BEGIN Records supplied

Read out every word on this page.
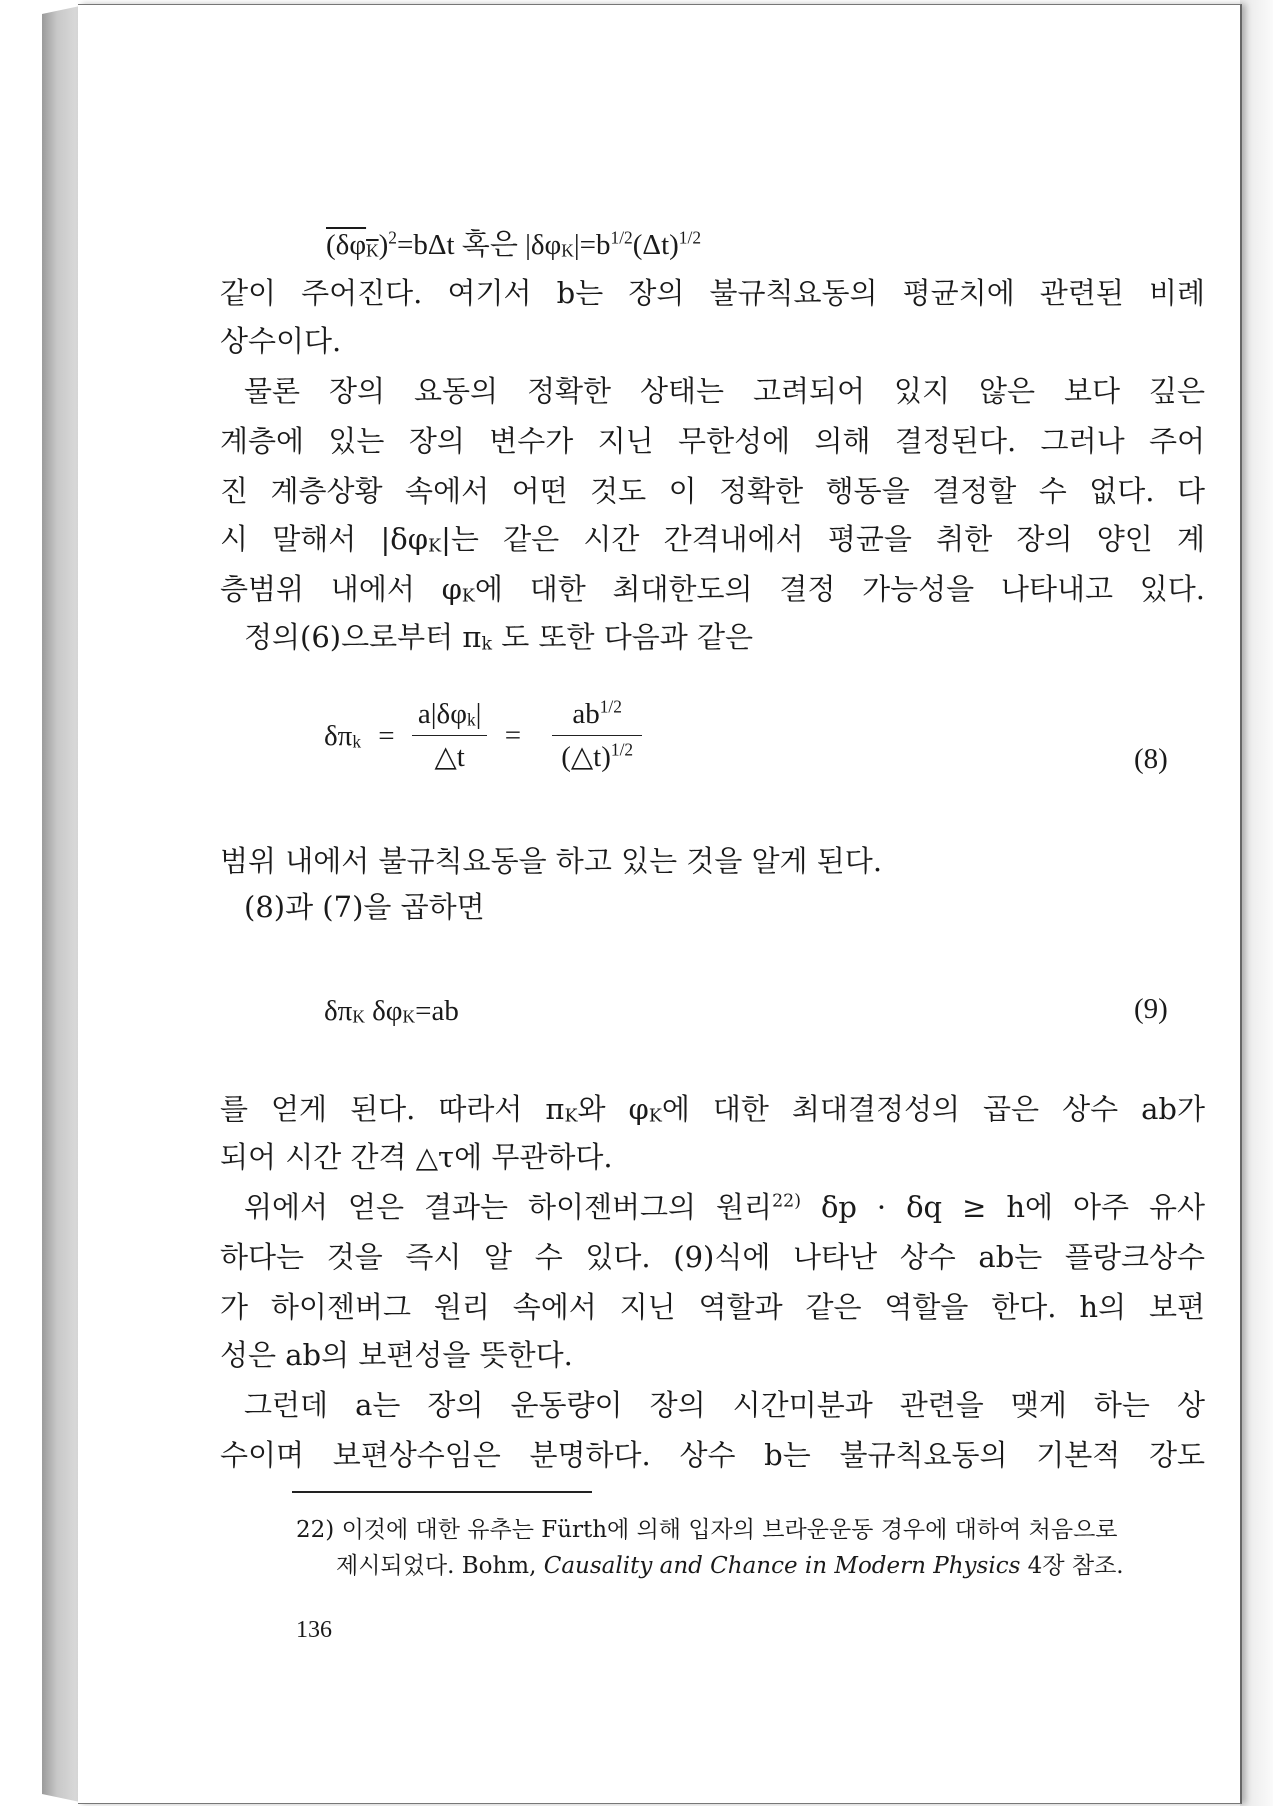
$(\delta\varphi_K)^2=b\Delta t$ 혹은 $|\delta\varphi_K|=b^{1/2}(\Delta t)^{1/2}$
같이 주어진다. 여기서 b는 장의 불규칙요동의 평균치에 관련된 비례
상수이다.
물론 장의 요동의 정확한 상태는 고려되어 있지 않은 보다 깊은
계층에 있는 장의 변수가 지닌 무한성에 의해 결정된다. 그러나 주어
진 계층상황 속에서 어떤 것도 이 정확한 행동을 결정할 수 없다. 다
시 말해서 $|\delta\varphi_K|$는 같은 시간 간격내에서 평균을 취한 장의 양인 계
층범위 내에서 $\varphi_K$에 대한 최대한도의 결정 가능성을 나타내고 있다.
정의(6)으로부터 $\pi_k$ 도 또한 다음과 같은
$\delta\pi_k = \frac{a|\delta\varphi_k|}{\triangle t} = \frac{ab^{1/2}}{(\triangle t)^{1/2}}$	(8)
범위 내에서 불규칙요동을 하고 있는 것을 알게 된다.
(8)과 (7)을 곱하면
$\delta\pi_K$ $\delta\varphi_K=ab$	(9)
를 얻게 된다. 따라서 $\pi_K$와 $\varphi_K$에 대한 최대결정성의 곱은 상수 ab가
되어 시간 간격 △τ에 무관하다.
위에서 얻은 결과는 하이젠버그의 원리$^{22)}$ δp · δq ≥ h에 아주 유사
하다는 것을 즉시 알 수 있다. (9)식에 나타난 상수 ab는 플랑크상수
가 하이젠버그 원리 속에서 지닌 역할과 같은 역할을 한다. h의 보편
성은 ab의 보편성을 뜻한다.
그런데 a는 장의 운동량이 장의 시간미분과 관련을 맺게 하는 상
수이며 보편상수임은 분명하다. 상수 b는 불규칙요동의 기본적 강도
22) 이것에 대한 유추는 Fürth에 의해 입자의 브라운운동 경우에 대하여 처음으로
제시되었다. Bohm, Causality and Chance in Modern Physics 4장 참조.
136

END Records supplied

** Exercise prompt **
Each line of the material that holds the string "delta" counts once; give the total alone.

** Complete response **
4